Supplied entries ▸
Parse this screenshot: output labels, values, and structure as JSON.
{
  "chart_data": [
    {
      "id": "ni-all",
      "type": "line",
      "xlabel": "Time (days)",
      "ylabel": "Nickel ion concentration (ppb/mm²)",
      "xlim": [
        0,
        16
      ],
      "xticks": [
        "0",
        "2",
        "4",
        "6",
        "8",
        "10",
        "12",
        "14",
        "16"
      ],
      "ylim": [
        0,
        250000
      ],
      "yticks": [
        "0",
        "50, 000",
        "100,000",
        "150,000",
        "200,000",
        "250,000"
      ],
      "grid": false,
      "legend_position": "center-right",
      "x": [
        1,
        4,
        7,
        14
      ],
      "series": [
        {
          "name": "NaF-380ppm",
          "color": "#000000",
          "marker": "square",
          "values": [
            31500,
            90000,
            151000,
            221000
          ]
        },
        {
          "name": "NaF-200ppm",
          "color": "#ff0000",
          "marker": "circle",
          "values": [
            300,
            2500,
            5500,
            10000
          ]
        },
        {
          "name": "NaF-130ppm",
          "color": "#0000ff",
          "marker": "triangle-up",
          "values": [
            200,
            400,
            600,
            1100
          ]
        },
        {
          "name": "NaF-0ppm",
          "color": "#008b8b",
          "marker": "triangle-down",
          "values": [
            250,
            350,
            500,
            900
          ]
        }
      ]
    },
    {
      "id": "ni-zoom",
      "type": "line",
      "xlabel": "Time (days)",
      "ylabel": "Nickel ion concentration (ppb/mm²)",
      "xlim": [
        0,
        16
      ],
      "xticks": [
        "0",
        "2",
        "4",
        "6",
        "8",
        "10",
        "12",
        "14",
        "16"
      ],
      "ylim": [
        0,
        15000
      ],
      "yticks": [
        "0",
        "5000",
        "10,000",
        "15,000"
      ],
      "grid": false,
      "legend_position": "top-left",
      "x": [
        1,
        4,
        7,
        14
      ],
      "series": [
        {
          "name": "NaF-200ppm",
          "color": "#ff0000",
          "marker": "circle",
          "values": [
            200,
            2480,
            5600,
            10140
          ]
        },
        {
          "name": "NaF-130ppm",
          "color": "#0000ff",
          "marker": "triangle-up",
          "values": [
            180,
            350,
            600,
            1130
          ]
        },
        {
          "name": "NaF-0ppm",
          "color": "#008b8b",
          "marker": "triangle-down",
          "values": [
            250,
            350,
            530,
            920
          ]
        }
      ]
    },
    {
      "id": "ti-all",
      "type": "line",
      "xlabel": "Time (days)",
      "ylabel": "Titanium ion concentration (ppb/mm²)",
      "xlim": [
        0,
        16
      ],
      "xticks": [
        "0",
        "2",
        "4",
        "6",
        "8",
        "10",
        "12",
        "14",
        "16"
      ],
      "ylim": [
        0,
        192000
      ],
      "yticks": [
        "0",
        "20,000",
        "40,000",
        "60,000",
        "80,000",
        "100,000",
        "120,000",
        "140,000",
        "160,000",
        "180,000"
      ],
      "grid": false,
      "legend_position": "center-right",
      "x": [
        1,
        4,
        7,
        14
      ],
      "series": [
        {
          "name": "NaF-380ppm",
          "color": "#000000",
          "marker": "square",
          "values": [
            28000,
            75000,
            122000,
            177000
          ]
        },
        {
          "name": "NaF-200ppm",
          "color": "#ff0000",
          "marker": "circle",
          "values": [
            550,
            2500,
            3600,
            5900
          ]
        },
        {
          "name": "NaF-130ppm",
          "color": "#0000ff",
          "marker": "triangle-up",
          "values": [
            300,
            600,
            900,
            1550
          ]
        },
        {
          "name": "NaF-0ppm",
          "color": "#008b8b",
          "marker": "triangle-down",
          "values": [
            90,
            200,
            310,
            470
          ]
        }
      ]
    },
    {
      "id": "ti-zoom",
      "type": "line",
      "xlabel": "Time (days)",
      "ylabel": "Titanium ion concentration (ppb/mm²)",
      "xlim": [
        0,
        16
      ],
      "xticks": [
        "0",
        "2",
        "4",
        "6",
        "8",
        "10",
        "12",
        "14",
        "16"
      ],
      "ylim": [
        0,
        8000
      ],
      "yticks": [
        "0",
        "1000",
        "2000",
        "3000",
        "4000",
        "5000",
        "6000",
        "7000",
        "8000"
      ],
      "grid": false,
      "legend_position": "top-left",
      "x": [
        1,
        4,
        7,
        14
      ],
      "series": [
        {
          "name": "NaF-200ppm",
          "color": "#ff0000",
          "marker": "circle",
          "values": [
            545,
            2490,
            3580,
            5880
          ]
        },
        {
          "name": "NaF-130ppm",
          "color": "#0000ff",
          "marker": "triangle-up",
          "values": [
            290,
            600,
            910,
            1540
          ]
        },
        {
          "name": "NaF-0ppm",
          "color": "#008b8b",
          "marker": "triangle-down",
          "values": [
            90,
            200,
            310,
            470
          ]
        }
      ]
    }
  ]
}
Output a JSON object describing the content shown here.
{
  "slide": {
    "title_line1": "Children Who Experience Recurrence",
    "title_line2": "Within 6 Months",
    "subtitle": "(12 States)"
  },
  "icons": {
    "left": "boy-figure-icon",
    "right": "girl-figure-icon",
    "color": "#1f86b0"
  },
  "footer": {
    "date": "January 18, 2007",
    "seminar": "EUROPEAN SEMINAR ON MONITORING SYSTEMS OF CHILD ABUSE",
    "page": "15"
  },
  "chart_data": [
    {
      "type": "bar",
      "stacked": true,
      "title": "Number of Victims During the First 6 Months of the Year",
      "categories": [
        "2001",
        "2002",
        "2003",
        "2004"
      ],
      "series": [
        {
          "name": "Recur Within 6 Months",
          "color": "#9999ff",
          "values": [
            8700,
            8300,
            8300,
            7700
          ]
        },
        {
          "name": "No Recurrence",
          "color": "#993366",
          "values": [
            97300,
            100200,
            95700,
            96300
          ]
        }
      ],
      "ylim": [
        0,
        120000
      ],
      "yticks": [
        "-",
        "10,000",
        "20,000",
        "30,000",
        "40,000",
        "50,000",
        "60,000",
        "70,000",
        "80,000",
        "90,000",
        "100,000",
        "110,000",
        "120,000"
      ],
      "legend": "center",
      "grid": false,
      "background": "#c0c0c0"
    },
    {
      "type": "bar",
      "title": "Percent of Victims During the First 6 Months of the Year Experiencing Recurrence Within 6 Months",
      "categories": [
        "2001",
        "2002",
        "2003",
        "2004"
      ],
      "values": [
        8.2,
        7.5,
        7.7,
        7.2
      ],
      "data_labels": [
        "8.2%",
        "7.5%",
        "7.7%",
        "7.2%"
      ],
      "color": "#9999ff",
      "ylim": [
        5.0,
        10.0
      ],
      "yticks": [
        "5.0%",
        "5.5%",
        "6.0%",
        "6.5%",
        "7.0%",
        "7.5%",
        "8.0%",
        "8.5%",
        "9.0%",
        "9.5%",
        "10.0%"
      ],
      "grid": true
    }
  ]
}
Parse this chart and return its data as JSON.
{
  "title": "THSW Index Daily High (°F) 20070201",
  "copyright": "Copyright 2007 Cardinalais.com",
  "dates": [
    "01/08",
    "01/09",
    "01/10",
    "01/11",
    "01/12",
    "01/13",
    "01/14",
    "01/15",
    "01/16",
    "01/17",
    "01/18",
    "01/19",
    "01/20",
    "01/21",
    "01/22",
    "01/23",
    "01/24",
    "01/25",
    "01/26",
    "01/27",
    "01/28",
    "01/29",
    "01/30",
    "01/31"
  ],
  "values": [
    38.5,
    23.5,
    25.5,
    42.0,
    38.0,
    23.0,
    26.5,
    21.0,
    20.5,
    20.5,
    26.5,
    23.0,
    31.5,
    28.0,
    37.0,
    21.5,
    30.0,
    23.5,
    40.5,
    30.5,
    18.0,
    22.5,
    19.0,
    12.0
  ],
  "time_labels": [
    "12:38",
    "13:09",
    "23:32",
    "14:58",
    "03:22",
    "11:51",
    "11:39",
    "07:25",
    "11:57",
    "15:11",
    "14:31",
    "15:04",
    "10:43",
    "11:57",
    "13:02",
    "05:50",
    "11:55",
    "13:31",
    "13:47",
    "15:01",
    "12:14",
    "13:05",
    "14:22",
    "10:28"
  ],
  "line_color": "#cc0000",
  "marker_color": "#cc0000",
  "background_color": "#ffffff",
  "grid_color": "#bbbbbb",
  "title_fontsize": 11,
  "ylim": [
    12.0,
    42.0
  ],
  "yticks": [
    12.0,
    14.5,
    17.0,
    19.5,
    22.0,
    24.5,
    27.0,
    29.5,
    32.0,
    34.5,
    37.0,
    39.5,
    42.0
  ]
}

Exercise objective ▸
Consider the entries above and return each line with the string "JSON".

Written reply ▸
Parse this screenshot: output labels, values, and structure as JSON.
Output a JSON object describing the content shown here.
Parse this chart and return its data as JSON.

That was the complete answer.